Spatial layout entries:
-- Start --

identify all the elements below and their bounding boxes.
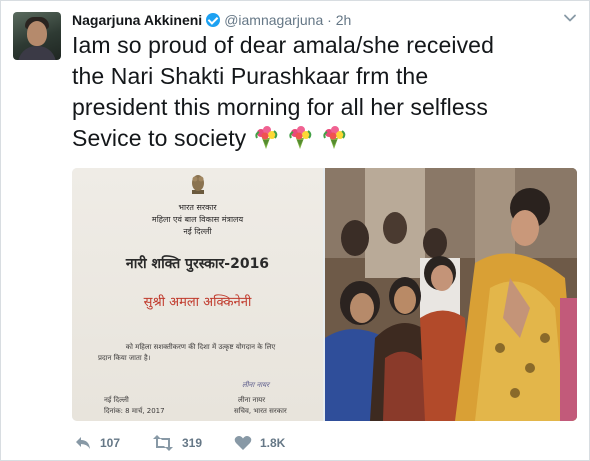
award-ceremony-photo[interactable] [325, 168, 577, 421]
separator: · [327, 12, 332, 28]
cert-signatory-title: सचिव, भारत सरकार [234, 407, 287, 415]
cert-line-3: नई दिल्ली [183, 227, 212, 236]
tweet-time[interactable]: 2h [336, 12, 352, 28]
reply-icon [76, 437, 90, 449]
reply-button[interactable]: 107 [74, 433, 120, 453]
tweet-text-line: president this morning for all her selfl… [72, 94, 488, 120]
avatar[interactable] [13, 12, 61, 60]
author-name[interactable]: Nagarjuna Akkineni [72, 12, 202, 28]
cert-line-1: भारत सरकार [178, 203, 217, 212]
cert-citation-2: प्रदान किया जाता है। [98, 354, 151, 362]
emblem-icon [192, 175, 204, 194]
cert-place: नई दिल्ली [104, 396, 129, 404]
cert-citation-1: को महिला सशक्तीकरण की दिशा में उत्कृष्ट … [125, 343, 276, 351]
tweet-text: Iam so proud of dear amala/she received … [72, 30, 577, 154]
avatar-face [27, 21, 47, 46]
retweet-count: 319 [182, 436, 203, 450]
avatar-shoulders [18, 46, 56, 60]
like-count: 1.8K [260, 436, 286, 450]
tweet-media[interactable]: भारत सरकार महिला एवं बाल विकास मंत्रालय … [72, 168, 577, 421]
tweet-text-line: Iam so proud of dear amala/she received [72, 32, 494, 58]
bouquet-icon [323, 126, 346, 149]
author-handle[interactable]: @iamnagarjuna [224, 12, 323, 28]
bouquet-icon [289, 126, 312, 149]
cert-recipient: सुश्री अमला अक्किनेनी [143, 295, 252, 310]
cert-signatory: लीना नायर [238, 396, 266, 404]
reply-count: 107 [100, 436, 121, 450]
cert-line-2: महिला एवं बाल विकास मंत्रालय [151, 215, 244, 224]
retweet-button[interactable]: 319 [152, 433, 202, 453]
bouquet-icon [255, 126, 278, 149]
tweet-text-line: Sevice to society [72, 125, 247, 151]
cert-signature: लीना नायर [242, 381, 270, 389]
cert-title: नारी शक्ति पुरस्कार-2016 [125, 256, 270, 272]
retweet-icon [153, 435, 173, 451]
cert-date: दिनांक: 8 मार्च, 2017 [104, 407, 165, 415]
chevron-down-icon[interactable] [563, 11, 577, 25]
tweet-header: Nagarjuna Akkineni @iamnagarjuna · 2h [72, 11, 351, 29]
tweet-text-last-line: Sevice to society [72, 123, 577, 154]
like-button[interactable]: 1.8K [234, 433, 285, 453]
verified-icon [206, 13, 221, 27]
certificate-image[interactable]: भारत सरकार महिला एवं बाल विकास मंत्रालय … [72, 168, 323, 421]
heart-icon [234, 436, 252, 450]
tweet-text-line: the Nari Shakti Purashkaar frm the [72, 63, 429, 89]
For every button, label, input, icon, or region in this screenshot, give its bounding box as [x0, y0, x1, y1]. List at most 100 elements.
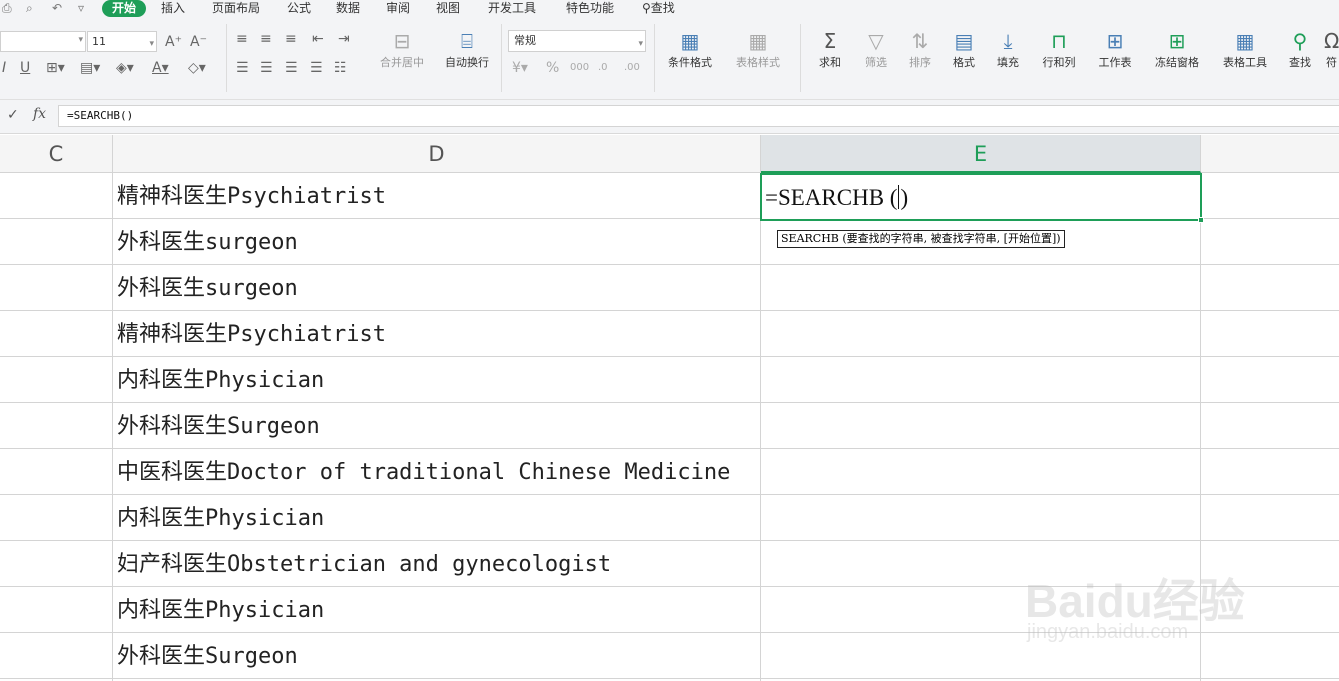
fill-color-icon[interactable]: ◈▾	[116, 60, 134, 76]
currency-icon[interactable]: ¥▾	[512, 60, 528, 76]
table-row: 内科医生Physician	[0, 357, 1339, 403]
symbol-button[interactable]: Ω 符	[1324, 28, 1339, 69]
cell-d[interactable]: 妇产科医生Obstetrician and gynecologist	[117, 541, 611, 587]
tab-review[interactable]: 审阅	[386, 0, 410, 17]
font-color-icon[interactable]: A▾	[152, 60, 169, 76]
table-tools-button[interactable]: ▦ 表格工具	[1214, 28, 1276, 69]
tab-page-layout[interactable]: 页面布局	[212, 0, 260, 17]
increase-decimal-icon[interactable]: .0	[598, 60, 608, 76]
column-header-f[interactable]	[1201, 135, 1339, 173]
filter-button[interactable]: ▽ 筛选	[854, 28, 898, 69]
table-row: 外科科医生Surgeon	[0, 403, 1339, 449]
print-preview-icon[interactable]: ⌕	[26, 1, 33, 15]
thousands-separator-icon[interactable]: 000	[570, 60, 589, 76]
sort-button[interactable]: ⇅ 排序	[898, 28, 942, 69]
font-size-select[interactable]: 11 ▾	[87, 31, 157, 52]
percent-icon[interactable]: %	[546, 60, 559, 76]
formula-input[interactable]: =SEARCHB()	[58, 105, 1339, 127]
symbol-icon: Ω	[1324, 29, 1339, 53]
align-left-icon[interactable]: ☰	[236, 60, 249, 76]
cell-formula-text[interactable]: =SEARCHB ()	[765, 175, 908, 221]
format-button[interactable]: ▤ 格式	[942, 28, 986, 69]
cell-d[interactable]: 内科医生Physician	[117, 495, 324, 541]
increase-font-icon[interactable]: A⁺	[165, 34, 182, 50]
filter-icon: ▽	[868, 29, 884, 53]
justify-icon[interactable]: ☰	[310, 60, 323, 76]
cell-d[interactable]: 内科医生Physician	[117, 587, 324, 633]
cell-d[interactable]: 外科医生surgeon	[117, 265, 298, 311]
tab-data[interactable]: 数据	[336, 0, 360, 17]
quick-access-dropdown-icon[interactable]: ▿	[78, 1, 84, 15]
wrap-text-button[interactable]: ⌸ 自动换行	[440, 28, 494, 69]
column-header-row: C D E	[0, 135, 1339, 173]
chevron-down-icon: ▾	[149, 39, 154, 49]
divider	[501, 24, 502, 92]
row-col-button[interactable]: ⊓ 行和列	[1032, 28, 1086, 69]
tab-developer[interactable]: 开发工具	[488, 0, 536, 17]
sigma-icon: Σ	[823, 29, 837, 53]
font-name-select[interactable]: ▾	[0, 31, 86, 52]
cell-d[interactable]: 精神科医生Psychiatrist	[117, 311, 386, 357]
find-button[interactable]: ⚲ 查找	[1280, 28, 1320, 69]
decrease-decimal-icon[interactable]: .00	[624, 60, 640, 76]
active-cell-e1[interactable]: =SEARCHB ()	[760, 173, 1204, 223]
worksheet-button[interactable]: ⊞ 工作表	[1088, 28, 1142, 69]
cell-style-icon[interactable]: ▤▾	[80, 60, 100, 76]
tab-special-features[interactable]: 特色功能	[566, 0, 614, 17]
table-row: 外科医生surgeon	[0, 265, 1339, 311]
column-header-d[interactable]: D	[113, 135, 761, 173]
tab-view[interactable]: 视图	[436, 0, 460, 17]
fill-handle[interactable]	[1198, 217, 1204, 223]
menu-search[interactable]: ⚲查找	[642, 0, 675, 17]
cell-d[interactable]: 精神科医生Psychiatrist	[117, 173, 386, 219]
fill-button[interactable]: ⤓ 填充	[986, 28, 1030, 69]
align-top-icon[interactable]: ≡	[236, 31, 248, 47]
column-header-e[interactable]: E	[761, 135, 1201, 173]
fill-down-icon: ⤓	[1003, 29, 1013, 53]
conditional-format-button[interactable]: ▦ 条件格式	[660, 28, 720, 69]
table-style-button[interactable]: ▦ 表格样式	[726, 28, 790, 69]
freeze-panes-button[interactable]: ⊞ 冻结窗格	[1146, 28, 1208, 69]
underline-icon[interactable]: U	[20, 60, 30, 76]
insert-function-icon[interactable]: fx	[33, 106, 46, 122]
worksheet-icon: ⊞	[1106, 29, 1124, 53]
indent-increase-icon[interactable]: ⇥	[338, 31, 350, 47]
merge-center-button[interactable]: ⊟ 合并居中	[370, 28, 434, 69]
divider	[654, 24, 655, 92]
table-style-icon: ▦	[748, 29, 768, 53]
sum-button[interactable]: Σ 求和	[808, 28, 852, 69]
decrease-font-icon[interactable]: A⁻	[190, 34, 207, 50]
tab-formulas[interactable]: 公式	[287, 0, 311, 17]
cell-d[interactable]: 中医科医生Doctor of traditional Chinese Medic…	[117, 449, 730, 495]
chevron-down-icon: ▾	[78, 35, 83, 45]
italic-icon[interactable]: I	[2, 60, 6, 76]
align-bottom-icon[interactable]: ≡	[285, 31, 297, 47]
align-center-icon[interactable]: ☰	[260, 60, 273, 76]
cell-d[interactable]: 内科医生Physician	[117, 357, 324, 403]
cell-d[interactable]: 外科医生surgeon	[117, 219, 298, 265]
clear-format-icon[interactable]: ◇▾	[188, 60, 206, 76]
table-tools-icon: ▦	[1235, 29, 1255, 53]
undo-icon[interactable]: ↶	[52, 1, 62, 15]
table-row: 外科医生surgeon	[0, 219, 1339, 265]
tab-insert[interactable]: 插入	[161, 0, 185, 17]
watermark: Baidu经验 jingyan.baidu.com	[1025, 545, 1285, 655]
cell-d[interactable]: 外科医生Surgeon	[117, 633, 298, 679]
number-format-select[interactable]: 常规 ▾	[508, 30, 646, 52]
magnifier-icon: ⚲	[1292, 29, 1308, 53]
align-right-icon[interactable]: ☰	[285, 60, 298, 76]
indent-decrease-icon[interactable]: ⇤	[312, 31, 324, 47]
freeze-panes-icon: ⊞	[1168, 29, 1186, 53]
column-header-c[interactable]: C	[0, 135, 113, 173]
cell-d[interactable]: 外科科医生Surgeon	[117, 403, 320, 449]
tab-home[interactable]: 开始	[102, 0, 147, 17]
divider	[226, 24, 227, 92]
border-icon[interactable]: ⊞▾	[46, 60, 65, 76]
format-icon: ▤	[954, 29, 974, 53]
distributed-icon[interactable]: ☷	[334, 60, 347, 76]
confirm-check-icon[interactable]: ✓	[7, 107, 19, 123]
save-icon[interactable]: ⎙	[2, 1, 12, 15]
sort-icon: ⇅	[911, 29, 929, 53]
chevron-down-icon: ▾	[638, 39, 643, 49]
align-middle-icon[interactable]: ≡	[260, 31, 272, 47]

-- End --

■ **INSTRUCTIONS FOR THE TASK**
Render the records as a Markdown table with the columns "No." for the row number and "Entry" for the line, leaving out blank lines. Begin at the line that contains "60, 134, 76]" and stop after the line that contains "60, 249, 76]".

■ **TASK SOLUTION**
| No. | Entry |
|---|---|
| 1 | fill-color-icon[interactable]: ◈▾	[116, 60, 134, 76] |
| 2 | currency-icon[interactable]: ¥▾	[512, 60, 528, 76] |
| 3 | table-row: 内科医生Physician	[0, 357, 1339, 403] |
| 4 | symbol-button[interactable]: Ω 符	[1324, 28, 1339, 69] |
| 5 | cell-d[interactable]: 妇产科医生Obstetrician and gynecologist	[117, 541, 611, 587] |
| 6 | tab-review[interactable]: 审阅	[386, 0, 410, 17] |
| 7 | font-color-icon[interactable]: A▾	[152, 60, 169, 76] |
| 8 | table-tools-button[interactable]: ▦ 表格工具	[1214, 28, 1276, 69] |
| 9 | tab-page-layout[interactable]: 页面布局	[212, 0, 260, 17] |
| 10 | increase-decimal-icon[interactable]: .0	[598, 60, 608, 76] |
| 11 | column-header-f[interactable]	[1201, 135, 1339, 173] |
| 12 | filter-button[interactable]: ▽ 筛选	[854, 28, 898, 69] |
| 13 | table-row: 外科科医生Surgeon	[0, 403, 1339, 449] |
| 14 | print-preview-icon[interactable]: ⌕	[26, 1, 33, 15] |
| 15 | thousands-separator-icon[interactable]: 000	[570, 60, 589, 76] |
| 16 | sort-button[interactable]: ⇅ 排序	[898, 28, 942, 69] |
| 17 | font-size-select[interactable]: 11 ▾	[87, 31, 157, 52] |
| 18 | percent-icon[interactable]: %	[546, 60, 559, 76] |
| 19 | formula-input[interactable]: =SEARCHB()	[58, 105, 1339, 127] |
| 20 | symbol-icon: Ω	[1324, 29, 1339, 53] |
| 21 | align-left-icon[interactable]: ☰	[236, 60, 249, 76] |